__Page excerpt__.
+
+## Deliverables
+
+- `src/core/writer.ts` exporting:
+  - `createWriter(pool, config, logger, metrics): Writer` — factory.
+  - `Writer` interface:
+    - `write(records: ConsumedRecord[]): Promise<WriteResult[]>` — inserts the batch, returns per-record results: `{ id: string; status: 'inserted' | 'duplicate' | 'failed'; error?: Error }`.
+- `test/writer.test.ts` (mocked `pg.Pool`):
+  - Happy path: all records insert.
+  - Duplicate-key: `ON CONFLICT DO NOTHING` returns `'duplicate'` for those records.
+  - Mixed: half new, half duplicate.
+  - Pool error: all records in the batch return `'failed'`.
+  - Bigint attribute is stringified before serialization.
+  - Buffer attribute is base64-encoded before serialization.
+
+## Specification
+
+### SQL pattern
+
+Use a single multi-row `INSERT` per batch with `RETURNING (xmax = 0) AS inserted`:
+
+```sql
+INSERT INTO positions (device_id, ts, latitude, longitude, altitude, angle, speed, satellites, priority, codec, attributes)
+VALUES
+  ($1,  $2,  $3,  $4,  $5,  $6,  $7,  $8,  $9,  $10, $11),
+  ($12, $13, $14, $15, $16, $17, $18, $19, $20, $21, $22),
+  ...
+ON CONFLICT (device_id, ts) DO NOTHING
+RETURNING device_id, ts, (xmax = 0) AS inserted;
+```
+
+`xmax = 0` is true for newly-inserted rows, false for ones that hit `ON CONFLICT`. The `RETURNING` rows give us a lookup of which `(device_id, ts)` pairs were inserted vs. duplicates.
+
+**Note:** rows that hit the conflict are NOT returned (Postgres doesn't return them with `ON CONFLICT DO NOTHING`). To distinguish duplicate from "new but hit a unique violation later," compare the returned rows against the input by `(device_id, ts)`. Anything in the input but missing from RETURNING is a `'duplicate'`.
+
+### bigint and Buffer attribute encoding
+
+Per task 1.4, `jsonb` storage:
+- `bigint` → JSON string. Use a custom replacer in `JSON.stringify`:
+  ```ts
+  JSON.stringify(attributes, (_k, v) =>
+    typeof v === 'bigint' ? v.toString() :
+    Buffer.isBuffer(v) ? v.toString('base64') : v
+  );
+  ```
+- `Buffer` → base64 string.
+
+Document this in `wiki/concepts/position-record.md` as a follow-up — the on-disk shape differs slightly from the in-flight shape because JSON can't hold bigints or bytes natively.

__Data__.
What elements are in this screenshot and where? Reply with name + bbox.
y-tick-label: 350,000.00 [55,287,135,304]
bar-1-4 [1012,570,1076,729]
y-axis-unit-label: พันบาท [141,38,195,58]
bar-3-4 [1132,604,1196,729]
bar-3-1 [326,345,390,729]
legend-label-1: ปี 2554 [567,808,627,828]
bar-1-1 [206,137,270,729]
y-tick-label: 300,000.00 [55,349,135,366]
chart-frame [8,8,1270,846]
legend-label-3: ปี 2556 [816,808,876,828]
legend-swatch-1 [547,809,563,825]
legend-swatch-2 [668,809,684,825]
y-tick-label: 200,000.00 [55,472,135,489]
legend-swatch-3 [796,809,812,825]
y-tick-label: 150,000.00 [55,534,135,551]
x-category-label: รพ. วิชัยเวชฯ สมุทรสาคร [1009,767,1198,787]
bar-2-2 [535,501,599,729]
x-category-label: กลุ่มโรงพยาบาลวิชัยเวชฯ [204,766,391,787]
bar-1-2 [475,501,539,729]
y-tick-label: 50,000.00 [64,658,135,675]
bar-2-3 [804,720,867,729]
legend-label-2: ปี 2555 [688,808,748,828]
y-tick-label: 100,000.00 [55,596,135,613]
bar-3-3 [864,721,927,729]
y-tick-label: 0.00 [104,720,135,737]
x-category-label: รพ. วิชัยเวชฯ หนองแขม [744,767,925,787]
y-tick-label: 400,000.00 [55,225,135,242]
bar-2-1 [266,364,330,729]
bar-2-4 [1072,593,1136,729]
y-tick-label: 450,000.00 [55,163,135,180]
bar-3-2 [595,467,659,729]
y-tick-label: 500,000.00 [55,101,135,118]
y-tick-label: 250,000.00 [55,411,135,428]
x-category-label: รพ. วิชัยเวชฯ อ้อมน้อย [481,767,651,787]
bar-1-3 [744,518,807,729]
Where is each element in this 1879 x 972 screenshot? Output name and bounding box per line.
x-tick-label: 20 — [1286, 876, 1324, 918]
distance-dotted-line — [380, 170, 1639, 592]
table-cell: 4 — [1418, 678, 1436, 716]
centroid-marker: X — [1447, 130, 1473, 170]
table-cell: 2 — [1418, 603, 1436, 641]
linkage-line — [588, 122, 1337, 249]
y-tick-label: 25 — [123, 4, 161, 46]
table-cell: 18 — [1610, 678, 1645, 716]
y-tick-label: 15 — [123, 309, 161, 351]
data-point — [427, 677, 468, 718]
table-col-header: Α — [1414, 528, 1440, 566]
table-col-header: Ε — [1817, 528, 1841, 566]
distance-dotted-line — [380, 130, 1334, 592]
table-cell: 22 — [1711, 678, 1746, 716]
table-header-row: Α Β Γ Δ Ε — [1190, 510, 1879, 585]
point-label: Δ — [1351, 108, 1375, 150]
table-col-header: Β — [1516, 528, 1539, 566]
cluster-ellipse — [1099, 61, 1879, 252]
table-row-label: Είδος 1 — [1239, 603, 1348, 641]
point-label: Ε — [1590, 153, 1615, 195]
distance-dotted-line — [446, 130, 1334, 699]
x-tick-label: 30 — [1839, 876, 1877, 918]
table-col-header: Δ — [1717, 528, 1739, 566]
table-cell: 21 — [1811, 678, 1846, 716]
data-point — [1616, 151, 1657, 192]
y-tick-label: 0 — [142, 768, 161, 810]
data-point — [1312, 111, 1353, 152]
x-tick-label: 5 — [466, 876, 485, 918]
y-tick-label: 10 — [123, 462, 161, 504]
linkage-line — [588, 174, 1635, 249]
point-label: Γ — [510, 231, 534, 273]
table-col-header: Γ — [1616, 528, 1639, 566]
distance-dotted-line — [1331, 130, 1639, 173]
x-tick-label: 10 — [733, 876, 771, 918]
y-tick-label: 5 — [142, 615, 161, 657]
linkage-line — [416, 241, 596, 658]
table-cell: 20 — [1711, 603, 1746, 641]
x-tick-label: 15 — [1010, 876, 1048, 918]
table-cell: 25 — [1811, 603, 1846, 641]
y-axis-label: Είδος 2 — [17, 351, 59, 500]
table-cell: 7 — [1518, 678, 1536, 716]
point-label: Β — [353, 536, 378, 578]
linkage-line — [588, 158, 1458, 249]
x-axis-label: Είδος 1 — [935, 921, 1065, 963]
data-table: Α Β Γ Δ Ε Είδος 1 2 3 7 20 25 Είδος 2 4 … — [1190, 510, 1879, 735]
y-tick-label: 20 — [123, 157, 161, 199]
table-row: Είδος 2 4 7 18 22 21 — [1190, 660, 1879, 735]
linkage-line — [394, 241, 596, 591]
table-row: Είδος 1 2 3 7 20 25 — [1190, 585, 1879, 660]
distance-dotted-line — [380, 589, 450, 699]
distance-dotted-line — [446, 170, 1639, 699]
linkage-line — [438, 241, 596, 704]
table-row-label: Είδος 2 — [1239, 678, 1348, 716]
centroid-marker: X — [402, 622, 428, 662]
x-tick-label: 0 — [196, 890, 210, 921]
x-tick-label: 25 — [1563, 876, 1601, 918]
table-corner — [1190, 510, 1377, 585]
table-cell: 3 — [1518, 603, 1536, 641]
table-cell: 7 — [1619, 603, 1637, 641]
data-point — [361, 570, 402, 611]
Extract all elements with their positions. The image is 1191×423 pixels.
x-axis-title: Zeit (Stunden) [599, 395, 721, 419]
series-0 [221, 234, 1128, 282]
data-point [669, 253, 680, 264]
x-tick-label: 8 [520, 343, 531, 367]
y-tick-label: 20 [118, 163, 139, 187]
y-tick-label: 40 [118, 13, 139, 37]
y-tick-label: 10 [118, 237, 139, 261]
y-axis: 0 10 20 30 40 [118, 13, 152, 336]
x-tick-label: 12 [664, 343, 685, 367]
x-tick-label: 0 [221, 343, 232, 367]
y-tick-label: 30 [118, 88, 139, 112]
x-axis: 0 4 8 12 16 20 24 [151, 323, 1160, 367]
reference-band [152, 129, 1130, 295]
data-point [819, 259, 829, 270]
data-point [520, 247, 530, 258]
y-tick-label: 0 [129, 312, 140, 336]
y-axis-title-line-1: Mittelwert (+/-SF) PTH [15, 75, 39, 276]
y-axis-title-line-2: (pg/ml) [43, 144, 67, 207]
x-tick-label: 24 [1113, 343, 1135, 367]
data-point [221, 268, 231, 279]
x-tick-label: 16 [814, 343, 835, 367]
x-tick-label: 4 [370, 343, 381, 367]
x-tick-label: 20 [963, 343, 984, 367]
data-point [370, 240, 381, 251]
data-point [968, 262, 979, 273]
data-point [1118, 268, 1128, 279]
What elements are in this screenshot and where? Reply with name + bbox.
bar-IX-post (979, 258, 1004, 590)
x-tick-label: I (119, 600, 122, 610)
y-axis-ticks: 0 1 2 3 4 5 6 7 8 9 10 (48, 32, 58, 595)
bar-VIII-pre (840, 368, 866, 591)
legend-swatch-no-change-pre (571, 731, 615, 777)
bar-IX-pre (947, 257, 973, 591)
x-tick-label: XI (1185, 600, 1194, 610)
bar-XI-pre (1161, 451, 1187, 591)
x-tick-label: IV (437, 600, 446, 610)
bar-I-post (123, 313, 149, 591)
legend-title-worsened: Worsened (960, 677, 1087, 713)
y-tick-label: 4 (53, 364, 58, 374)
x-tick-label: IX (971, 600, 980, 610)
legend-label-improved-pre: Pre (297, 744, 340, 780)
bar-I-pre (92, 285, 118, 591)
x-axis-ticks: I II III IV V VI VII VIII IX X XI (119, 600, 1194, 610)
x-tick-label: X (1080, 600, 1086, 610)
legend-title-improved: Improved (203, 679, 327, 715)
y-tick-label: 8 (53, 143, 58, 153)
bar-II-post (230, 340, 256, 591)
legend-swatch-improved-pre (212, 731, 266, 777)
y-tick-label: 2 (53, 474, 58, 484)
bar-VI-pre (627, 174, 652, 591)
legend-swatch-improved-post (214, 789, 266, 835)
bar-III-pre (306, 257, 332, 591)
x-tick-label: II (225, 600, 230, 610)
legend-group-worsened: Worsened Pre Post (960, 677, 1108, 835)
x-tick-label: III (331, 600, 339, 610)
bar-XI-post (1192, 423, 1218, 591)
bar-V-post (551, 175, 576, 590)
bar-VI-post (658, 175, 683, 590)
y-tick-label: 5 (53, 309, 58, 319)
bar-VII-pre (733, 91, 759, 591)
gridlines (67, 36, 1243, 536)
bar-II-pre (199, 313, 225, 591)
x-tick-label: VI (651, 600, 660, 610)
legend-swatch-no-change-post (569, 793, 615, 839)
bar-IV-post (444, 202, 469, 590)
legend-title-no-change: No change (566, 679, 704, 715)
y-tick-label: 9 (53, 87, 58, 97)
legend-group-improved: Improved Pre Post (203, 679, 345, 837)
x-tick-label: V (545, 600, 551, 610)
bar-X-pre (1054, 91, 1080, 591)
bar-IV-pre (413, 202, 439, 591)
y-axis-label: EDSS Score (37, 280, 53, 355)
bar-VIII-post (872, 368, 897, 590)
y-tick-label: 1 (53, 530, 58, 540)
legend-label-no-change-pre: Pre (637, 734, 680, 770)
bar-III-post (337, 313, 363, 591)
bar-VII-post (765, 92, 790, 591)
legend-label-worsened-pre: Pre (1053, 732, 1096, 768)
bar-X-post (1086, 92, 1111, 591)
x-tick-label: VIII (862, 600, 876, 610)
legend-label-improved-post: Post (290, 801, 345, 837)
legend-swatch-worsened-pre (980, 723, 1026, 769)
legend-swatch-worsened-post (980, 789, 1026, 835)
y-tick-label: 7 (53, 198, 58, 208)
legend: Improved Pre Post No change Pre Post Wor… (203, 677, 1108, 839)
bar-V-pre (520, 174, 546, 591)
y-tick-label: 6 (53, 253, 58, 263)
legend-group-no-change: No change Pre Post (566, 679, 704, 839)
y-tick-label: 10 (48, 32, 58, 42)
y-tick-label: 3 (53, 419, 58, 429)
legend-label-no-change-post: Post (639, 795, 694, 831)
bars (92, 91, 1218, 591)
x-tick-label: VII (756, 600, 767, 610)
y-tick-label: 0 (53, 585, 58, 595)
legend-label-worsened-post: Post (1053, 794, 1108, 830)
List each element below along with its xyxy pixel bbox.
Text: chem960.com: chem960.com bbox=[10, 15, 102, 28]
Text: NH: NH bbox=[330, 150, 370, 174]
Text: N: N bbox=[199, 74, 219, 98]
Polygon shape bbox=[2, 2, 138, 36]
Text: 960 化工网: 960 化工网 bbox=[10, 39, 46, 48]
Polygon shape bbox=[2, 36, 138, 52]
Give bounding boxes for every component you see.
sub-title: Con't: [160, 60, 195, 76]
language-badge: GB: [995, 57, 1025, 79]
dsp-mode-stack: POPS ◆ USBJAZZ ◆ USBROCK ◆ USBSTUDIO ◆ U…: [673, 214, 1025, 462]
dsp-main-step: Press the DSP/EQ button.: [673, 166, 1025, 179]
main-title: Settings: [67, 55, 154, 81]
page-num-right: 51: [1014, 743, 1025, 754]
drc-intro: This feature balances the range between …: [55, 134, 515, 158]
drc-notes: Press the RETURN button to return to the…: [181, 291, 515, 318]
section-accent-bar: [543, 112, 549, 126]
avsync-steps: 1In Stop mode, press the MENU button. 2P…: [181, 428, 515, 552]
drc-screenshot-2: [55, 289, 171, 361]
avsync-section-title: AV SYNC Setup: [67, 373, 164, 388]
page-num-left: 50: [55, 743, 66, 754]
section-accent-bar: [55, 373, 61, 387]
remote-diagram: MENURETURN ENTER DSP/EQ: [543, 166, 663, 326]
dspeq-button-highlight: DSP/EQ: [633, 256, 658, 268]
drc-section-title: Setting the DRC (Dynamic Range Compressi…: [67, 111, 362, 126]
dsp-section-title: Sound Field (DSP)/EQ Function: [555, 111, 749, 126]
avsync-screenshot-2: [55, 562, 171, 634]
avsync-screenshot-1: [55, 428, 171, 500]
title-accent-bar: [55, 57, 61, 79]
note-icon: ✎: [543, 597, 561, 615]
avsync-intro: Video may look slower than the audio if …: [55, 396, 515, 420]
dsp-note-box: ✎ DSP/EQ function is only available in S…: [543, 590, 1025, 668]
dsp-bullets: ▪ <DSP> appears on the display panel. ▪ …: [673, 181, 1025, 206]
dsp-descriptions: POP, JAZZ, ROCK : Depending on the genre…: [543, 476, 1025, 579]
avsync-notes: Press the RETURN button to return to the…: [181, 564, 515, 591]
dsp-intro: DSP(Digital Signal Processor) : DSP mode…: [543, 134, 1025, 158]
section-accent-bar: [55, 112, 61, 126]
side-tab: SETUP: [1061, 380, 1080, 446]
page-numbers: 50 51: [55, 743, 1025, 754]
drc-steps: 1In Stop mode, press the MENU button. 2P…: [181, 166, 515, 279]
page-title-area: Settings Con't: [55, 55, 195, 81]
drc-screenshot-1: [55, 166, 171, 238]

__Actions to take__.
a – Sum up the page excerpt in two sentences.
b – List every test case that the page excerpt gives for `test/writer.test.ts`.
The entries are separate material and have nothing to do with the page excerpt.

__Task-by-task answers__.
a – The page excerpt specifies a `src/core/writer.ts` module whose `write` function inserts a batch of records with one multi-row `INSERT` using `ON CONFLICT DO NOTHING` and returns a result for each record: inserted, duplicate, or failed. Input records missing from the `RETURNING` rows count as duplicates, and in the `jsonb` attributes, bigint values are stored as strings and Buffer values as base64 strings.

b –
- Happy path: all records insert.
- Duplicate-key: `ON CONFLICT DO NOTHING` returns `'duplicate'` for those records.
- Mixed: half new, half duplicate.
- Pool error: all records in the batch return `'failed'`.
- Bigint attribute is stringified before serialization.
- Buffer attribute is base64-encoded before serialization.